Material provided =>

::::::

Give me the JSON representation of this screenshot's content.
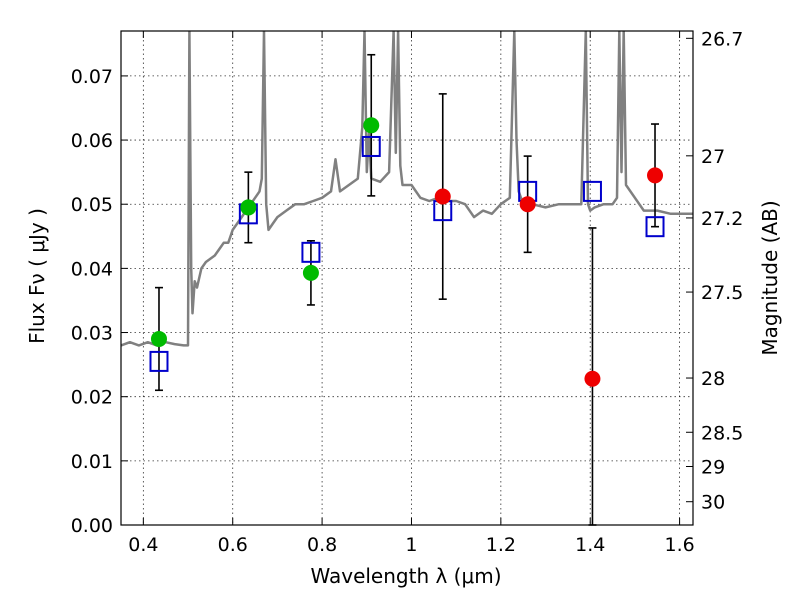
{
  "chart_data": {
    "type": "scatter",
    "xlabel": "Wavelength  λ (μm)",
    "ylabel": "Flux  Fν  ( μJy )",
    "ylabel_right": "Magnitude (AB)",
    "xlim": [
      0.35,
      1.63
    ],
    "ylim": [
      0.0,
      0.077
    ],
    "grid": true,
    "x_ticks": [
      0.4,
      0.6,
      0.8,
      1.0,
      1.2,
      1.4,
      1.6
    ],
    "x_tick_labels": [
      "0.4",
      "0.6",
      "0.8",
      "1",
      "1.2",
      "1.4",
      "1.6"
    ],
    "y_ticks": [
      0.0,
      0.01,
      0.02,
      0.03,
      0.04,
      0.05,
      0.06,
      0.07
    ],
    "y_tick_labels": [
      "0.00",
      "0.01",
      "0.02",
      "0.03",
      "0.04",
      "0.05",
      "0.06",
      "0.07"
    ],
    "right_ticks": [
      {
        "label": "26.7",
        "mag": 26.7
      },
      {
        "label": "27",
        "mag": 27.0
      },
      {
        "label": "27.2",
        "mag": 27.2
      },
      {
        "label": "27.5",
        "mag": 27.5
      },
      {
        "label": "28",
        "mag": 28.0
      },
      {
        "label": "28.5",
        "mag": 28.5
      },
      {
        "label": "29",
        "mag": 29.0
      },
      {
        "label": "30",
        "mag": 30.0
      }
    ],
    "series": [
      {
        "marker": "line",
        "color": "#808080",
        "x": [
          0.35,
          0.37,
          0.39,
          0.41,
          0.43,
          0.45,
          0.47,
          0.49,
          0.5,
          0.503,
          0.507,
          0.51,
          0.515,
          0.52,
          0.53,
          0.54,
          0.56,
          0.57,
          0.58,
          0.59,
          0.6,
          0.61,
          0.62,
          0.63,
          0.64,
          0.65,
          0.66,
          0.665,
          0.67,
          0.675,
          0.68,
          0.69,
          0.7,
          0.72,
          0.74,
          0.76,
          0.78,
          0.8,
          0.82,
          0.83,
          0.84,
          0.86,
          0.88,
          0.89,
          0.895,
          0.9,
          0.905,
          0.91,
          0.93,
          0.95,
          0.96,
          0.965,
          0.97,
          0.975,
          0.98,
          1.0,
          1.02,
          1.04,
          1.06,
          1.08,
          1.1,
          1.12,
          1.14,
          1.16,
          1.18,
          1.2,
          1.22,
          1.23,
          1.235,
          1.24,
          1.25,
          1.27,
          1.3,
          1.33,
          1.36,
          1.38,
          1.39,
          1.395,
          1.4,
          1.41,
          1.43,
          1.45,
          1.46,
          1.465,
          1.47,
          1.475,
          1.48,
          1.5,
          1.52,
          1.55,
          1.58,
          1.6,
          1.63
        ],
        "y": [
          0.028,
          0.0285,
          0.028,
          0.0285,
          0.028,
          0.0285,
          0.0282,
          0.028,
          0.028,
          0.077,
          0.04,
          0.033,
          0.038,
          0.037,
          0.04,
          0.041,
          0.042,
          0.043,
          0.044,
          0.044,
          0.046,
          0.047,
          0.048,
          0.049,
          0.05,
          0.051,
          0.052,
          0.054,
          0.077,
          0.05,
          0.046,
          0.047,
          0.048,
          0.049,
          0.05,
          0.05,
          0.0505,
          0.051,
          0.052,
          0.057,
          0.052,
          0.053,
          0.054,
          0.062,
          0.077,
          0.055,
          0.061,
          0.054,
          0.0535,
          0.055,
          0.077,
          0.058,
          0.077,
          0.056,
          0.053,
          0.053,
          0.051,
          0.0505,
          0.051,
          0.0505,
          0.0505,
          0.05,
          0.048,
          0.049,
          0.0485,
          0.05,
          0.051,
          0.077,
          0.06,
          0.052,
          0.05,
          0.05,
          0.0495,
          0.05,
          0.05,
          0.05,
          0.077,
          0.05,
          0.049,
          0.0495,
          0.05,
          0.05,
          0.051,
          0.077,
          0.055,
          0.077,
          0.053,
          0.051,
          0.049,
          0.049,
          0.0485,
          0.0485,
          0.0485
        ]
      },
      {
        "marker": "open-square",
        "color": "#0000cc",
        "x": [
          0.435,
          0.635,
          0.775,
          0.91,
          1.07,
          1.26,
          1.405,
          1.545
        ],
        "y": [
          0.0255,
          0.0485,
          0.0425,
          0.059,
          0.049,
          0.052,
          0.052,
          0.0465
        ]
      },
      {
        "marker": "filled-circle",
        "color": "#00bb00",
        "x": [
          0.435,
          0.635,
          0.775,
          0.91
        ],
        "y": [
          0.029,
          0.0495,
          0.0393,
          0.0623
        ],
        "yerr": [
          0.008,
          0.0055,
          0.005,
          0.011
        ]
      },
      {
        "marker": "filled-circle",
        "color": "#ee0000",
        "x": [
          1.07,
          1.26,
          1.405,
          1.545
        ],
        "y": [
          0.0512,
          0.05,
          0.0228,
          0.0545
        ],
        "yerr": [
          0.016,
          0.0075,
          0.0235,
          0.008
        ]
      }
    ]
  }
}
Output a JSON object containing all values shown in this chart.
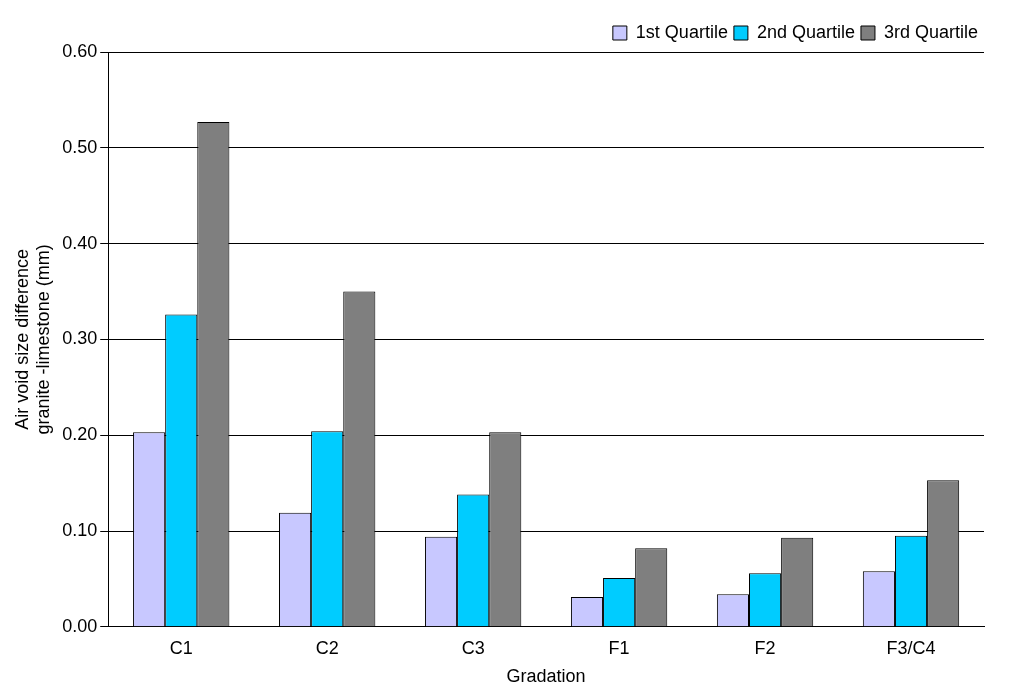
{
  "chart_data": {
    "type": "bar",
    "xlabel": "Gradation",
    "ylabel": "Air void size difference\ngranite -limestone (mm)",
    "categories": [
      "C1",
      "C2",
      "C3",
      "F1",
      "F2",
      "F3/C4"
    ],
    "series": [
      {
        "name": "1st Quartile",
        "color": "#c8c8ff",
        "values": [
          0.203,
          0.119,
          0.094,
          0.031,
          0.034,
          0.058
        ]
      },
      {
        "name": "2nd Quartile",
        "color": "#00ccff",
        "values": [
          0.326,
          0.204,
          0.138,
          0.051,
          0.056,
          0.095
        ]
      },
      {
        "name": "3rd Quartile",
        "color": "#7f7f7f",
        "values": [
          0.527,
          0.35,
          0.203,
          0.082,
          0.093,
          0.153
        ]
      }
    ],
    "ylim": [
      0,
      0.6
    ],
    "yticks": [
      {
        "value": 0,
        "label": "0.00"
      },
      {
        "value": 0.1,
        "label": "0.10"
      },
      {
        "value": 0.2,
        "label": "0.20"
      },
      {
        "value": 0.3,
        "label": "0.30"
      },
      {
        "value": 0.4,
        "label": "0.40"
      },
      {
        "value": 0.5,
        "label": "0.50"
      },
      {
        "value": 0.6,
        "label": "0.60"
      }
    ],
    "grid": "y",
    "legend": "top right"
  }
}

::::::

Task instructions => Pictures in the records above are not copied; print everything else exactly.

Complete response =>
Give me the JSON representation of this screenshot's content.
{
  "chart_data": {
    "type": "scatter",
    "xlabel": "Wavelength  λ (μm)",
    "ylabel": "Flux  Fν  ( μJy )",
    "ylabel_right": "Magnitude (AB)",
    "xlim": [
      0.35,
      1.63
    ],
    "ylim": [
      0.0,
      0.077
    ],
    "grid": true,
    "x_ticks": [
      0.4,
      0.6,
      0.8,
      1.0,
      1.2,
      1.4,
      1.6
    ],
    "x_tick_labels": [
      "0.4",
      "0.6",
      "0.8",
      "1",
      "1.2",
      "1.4",
      "1.6"
    ],
    "y_ticks": [
      0.0,
      0.01,
      0.02,
      0.03,
      0.04,
      0.05,
      0.06,
      0.07
    ],
    "y_tick_labels": [
      "0.00",
      "0.01",
      "0.02",
      "0.03",
      "0.04",
      "0.05",
      "0.06",
      "0.07"
    ],
    "right_ticks": [
      {
        "label": "26.7",
        "mag": 26.7
      },
      {
        "label": "27",
        "mag": 27.0
      },
      {
        "label": "27.2",
        "mag": 27.2
      },
      {
        "label": "27.5",
        "mag": 27.5
      },
      {
        "label": "28",
        "mag": 28.0
      },
      {
        "label": "28.5",
        "mag": 28.5
      },
      {
        "label": "29",
        "mag": 29.0
      },
      {
        "label": "30",
        "mag": 30.0
      }
    ],
    "series": [
      {
        "marker": "line",
        "color": "#808080",
        "x": [
          0.35,
          0.37,
          0.39,
          0.41,
          0.43,
          0.45,
          0.47,
          0.49,
          0.5,
          0.503,
          0.507,
          0.51,
          0.515,
          0.52,
          0.53,
          0.54,
          0.56,
          0.57,
          0.58,
          0.59,
          0.6,
          0.61,
          0.62,
          0.63,
          0.64,
          0.65,
          0.66,
          0.665,
          0.67,
          0.675,
          0.68,
          0.69,
          0.7,
          0.72,
          0.74,
          0.76,
          0.78,
          0.8,
          0.82,
          0.83,
          0.84,
          0.86,
          0.88,
          0.89,
          0.895,
          0.9,
          0.905,
          0.91,
          0.93,
          0.95,
          0.96,
          0.965,
          0.97,
          0.975,
          0.98,
          1.0,
          1.02,
          1.04,
          1.06,
          1.08,
          1.1,
          1.12,
          1.14,
          1.16,
          1.18,
          1.2,
          1.22,
          1.23,
          1.235,
          1.24,
          1.25,
          1.27,
          1.3,
          1.33,
          1.36,
          1.38,
          1.39,
          1.395,
          1.4,
          1.41,
          1.43,
          1.45,
          1.46,
          1.465,
          1.47,
          1.475,
          1.48,
          1.5,
          1.52,
          1.55,
          1.58,
          1.6,
          1.63
        ],
        "y": [
          0.028,
          0.0285,
          0.028,
          0.0285,
          0.028,
          0.0285,
          0.0282,
          0.028,
          0.028,
          0.077,
          0.04,
          0.033,
          0.038,
          0.037,
          0.04,
          0.041,
          0.042,
          0.043,
          0.044,
          0.044,
          0.046,
          0.047,
          0.048,
          0.049,
          0.05,
          0.051,
          0.052,
          0.054,
          0.077,
          0.05,
          0.046,
          0.047,
          0.048,
          0.049,
          0.05,
          0.05,
          0.0505,
          0.051,
          0.052,
          0.057,
          0.052,
          0.053,
          0.054,
          0.062,
          0.077,
          0.055,
          0.061,
          0.054,
          0.0535,
          0.055,
          0.077,
          0.058,
          0.077,
          0.056,
          0.053,
          0.053,
          0.051,
          0.0505,
          0.051,
          0.0505,
          0.0505,
          0.05,
          0.048,
          0.049,
          0.0485,
          0.05,
          0.051,
          0.077,
          0.06,
          0.052,
          0.05,
          0.05,
          0.0495,
          0.05,
          0.05,
          0.05,
          0.077,
          0.05,
          0.049,
          0.0495,
          0.05,
          0.05,
          0.051,
          0.077,
          0.055,
          0.077,
          0.053,
          0.051,
          0.049,
          0.049,
          0.0485,
          0.0485,
          0.0485
        ]
      },
      {
        "marker": "open-square",
        "color": "#0000cc",
        "x": [
          0.435,
          0.635,
          0.775,
          0.91,
          1.07,
          1.26,
          1.405,
          1.545
        ],
        "y": [
          0.0255,
          0.0485,
          0.0425,
          0.059,
          0.049,
          0.052,
          0.052,
          0.0465
        ]
      },
      {
        "marker": "filled-circle",
        "color": "#00bb00",
        "x": [
          0.435,
          0.635,
          0.775,
          0.91
        ],
        "y": [
          0.029,
          0.0495,
          0.0393,
          0.0623
        ],
        "yerr": [
          0.008,
          0.0055,
          0.005,
          0.011
        ]
      },
      {
        "marker": "filled-circle",
        "color": "#ee0000",
        "x": [
          1.07,
          1.26,
          1.405,
          1.545
        ],
        "y": [
          0.0512,
          0.05,
          0.0228,
          0.0545
        ],
        "yerr": [
          0.016,
          0.0075,
          0.0235,
          0.008
        ]
      }
    ]
  }
}
Output a JSON object containing all values shown in this chart.
{
  "chart_data": {
    "type": "bar",
    "xlabel": "Gradation",
    "ylabel": "Air void size difference\ngranite -limestone (mm)",
    "categories": [
      "C1",
      "C2",
      "C3",
      "F1",
      "F2",
      "F3/C4"
    ],
    "series": [
      {
        "name": "1st Quartile",
        "color": "#c8c8ff",
        "values": [
          0.203,
          0.119,
          0.094,
          0.031,
          0.034,
          0.058
        ]
      },
      {
        "name": "2nd Quartile",
        "color": "#00ccff",
        "values": [
          0.326,
          0.204,
          0.138,
          0.051,
          0.056,
          0.095
        ]
      },
      {
        "name": "3rd Quartile",
        "color": "#7f7f7f",
        "values": [
          0.527,
          0.35,
          0.203,
          0.082,
          0.093,
          0.153
        ]
      }
    ],
    "ylim": [
      0,
      0.6
    ],
    "yticks": [
      {
        "value": 0,
        "label": "0.00"
      },
      {
        "value": 0.1,
        "label": "0.10"
      },
      {
        "value": 0.2,
        "label": "0.20"
      },
      {
        "value": 0.3,
        "label": "0.30"
      },
      {
        "value": 0.4,
        "label": "0.40"
      },
      {
        "value": 0.5,
        "label": "0.50"
      },
      {
        "value": 0.6,
        "label": "0.60"
      }
    ],
    "grid": "y",
    "legend": "top right"
  }
}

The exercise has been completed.